-- start Record set --
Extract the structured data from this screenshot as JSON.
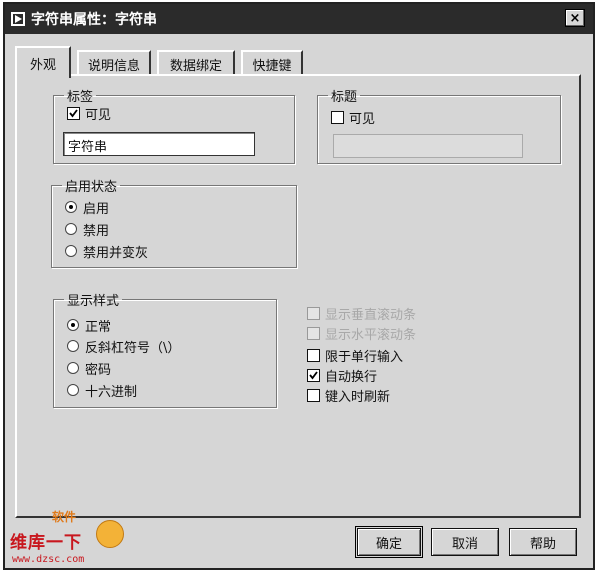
{
  "window": {
    "title": "字符串属性：字符串",
    "close_glyph": "×"
  },
  "tabs": [
    {
      "label": "外观"
    },
    {
      "label": "说明信息"
    },
    {
      "label": "数据绑定"
    },
    {
      "label": "快捷键"
    }
  ],
  "label_group": {
    "legend": "标签",
    "visible_label": "可见",
    "visible_checked": true,
    "value": "字符串"
  },
  "caption_group": {
    "legend": "标题",
    "visible_label": "可见",
    "visible_checked": false,
    "value": ""
  },
  "enable_group": {
    "legend": "启用状态",
    "options": [
      "启用",
      "禁用",
      "禁用并变灰"
    ],
    "selected": "启用"
  },
  "display_group": {
    "legend": "显示样式",
    "options": [
      "正常",
      "反斜杠符号（\\）",
      "密码",
      "十六进制"
    ],
    "selected": "正常"
  },
  "options": [
    {
      "label": "显示垂直滚动条",
      "checked": false,
      "enabled": false
    },
    {
      "label": "显示水平滚动条",
      "checked": false,
      "enabled": false
    },
    {
      "label": "限于单行输入",
      "checked": false,
      "enabled": true
    },
    {
      "label": "自动换行",
      "checked": true,
      "enabled": true
    },
    {
      "label": "键入时刷新",
      "checked": false,
      "enabled": true
    }
  ],
  "buttons": {
    "ok": "确定",
    "cancel": "取消",
    "help": "帮助"
  },
  "watermark": {
    "top": "软件",
    "brand": "维库一下",
    "url": "www.dzsc.com"
  }
}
-- end Record set --
## Set task
Using the listing, collect all lines in which the string "legend" is found.

## Task answer
    "legend": "标签",
    "legend": "标题",
    "legend": "启用状态",
    "legend": "显示样式",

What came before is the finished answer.